What you are asked to do ▸
Scan the listing and work out how many lines contain the word "structured". Nothing but the number should be given.

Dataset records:
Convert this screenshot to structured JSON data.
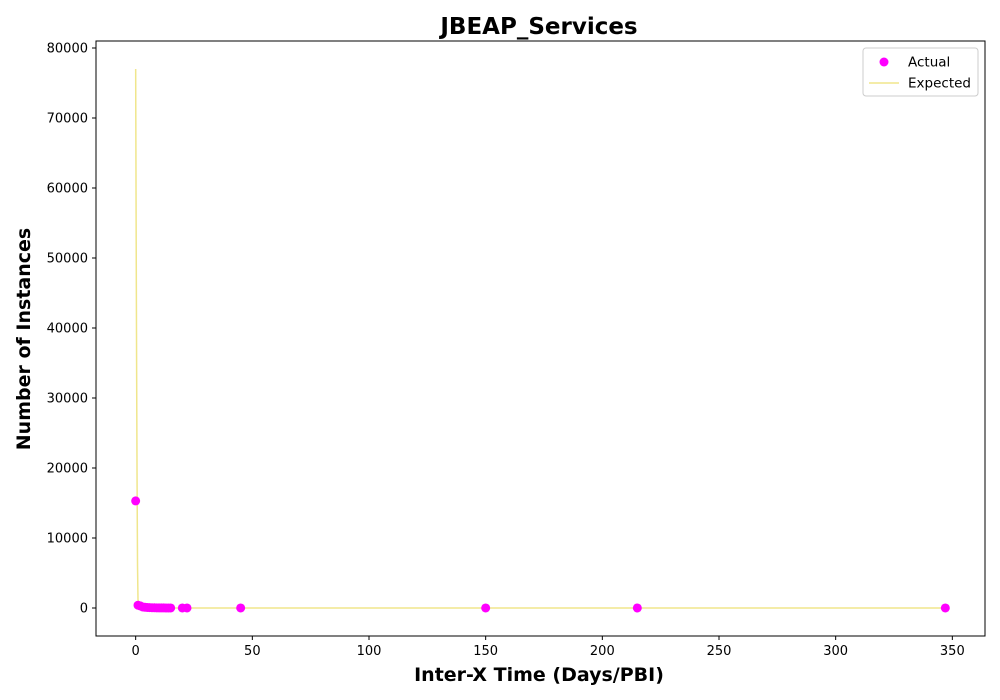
{
  "chart_data": {
    "type": "scatter",
    "title": "JBEAP_Services",
    "xlabel": "Inter-X Time (Days/PBI)",
    "ylabel": "Number of Instances",
    "xlim": [
      -17,
      364
    ],
    "ylim": [
      -4000,
      81000
    ],
    "xticks": [
      0,
      50,
      100,
      150,
      200,
      250,
      300,
      350
    ],
    "yticks": [
      0,
      10000,
      20000,
      30000,
      40000,
      50000,
      60000,
      70000,
      80000
    ],
    "grid": false,
    "legend_position": "top-right",
    "series": [
      {
        "name": "Actual",
        "kind": "scatter",
        "color": "#ff00ff",
        "x": [
          0,
          1,
          2,
          3,
          4,
          5,
          6,
          7,
          8,
          9,
          10,
          11,
          12,
          13,
          14,
          15,
          20,
          22,
          45,
          150,
          215,
          347
        ],
        "y": [
          15300,
          400,
          300,
          150,
          100,
          80,
          60,
          40,
          30,
          20,
          15,
          12,
          10,
          8,
          6,
          5,
          4,
          3,
          2,
          1,
          1,
          1
        ]
      },
      {
        "name": "Expected",
        "kind": "line",
        "color": "#f0e68c",
        "x": [
          0,
          0.2,
          0.4,
          0.6,
          0.8,
          1,
          1.5,
          2,
          3,
          5,
          10,
          20,
          50,
          100,
          150,
          200,
          250,
          300,
          347
        ],
        "y": [
          77000,
          55000,
          35000,
          18000,
          6000,
          1200,
          200,
          50,
          10,
          2,
          0,
          0,
          0,
          0,
          0,
          0,
          0,
          0,
          0
        ]
      }
    ]
  }
}
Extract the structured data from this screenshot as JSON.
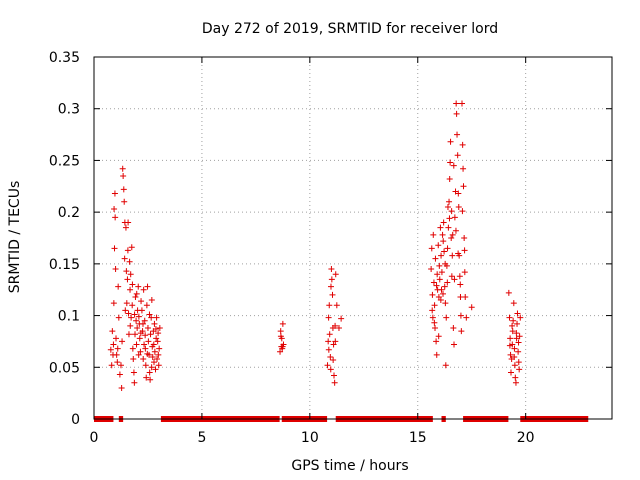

Solved problem ▸
2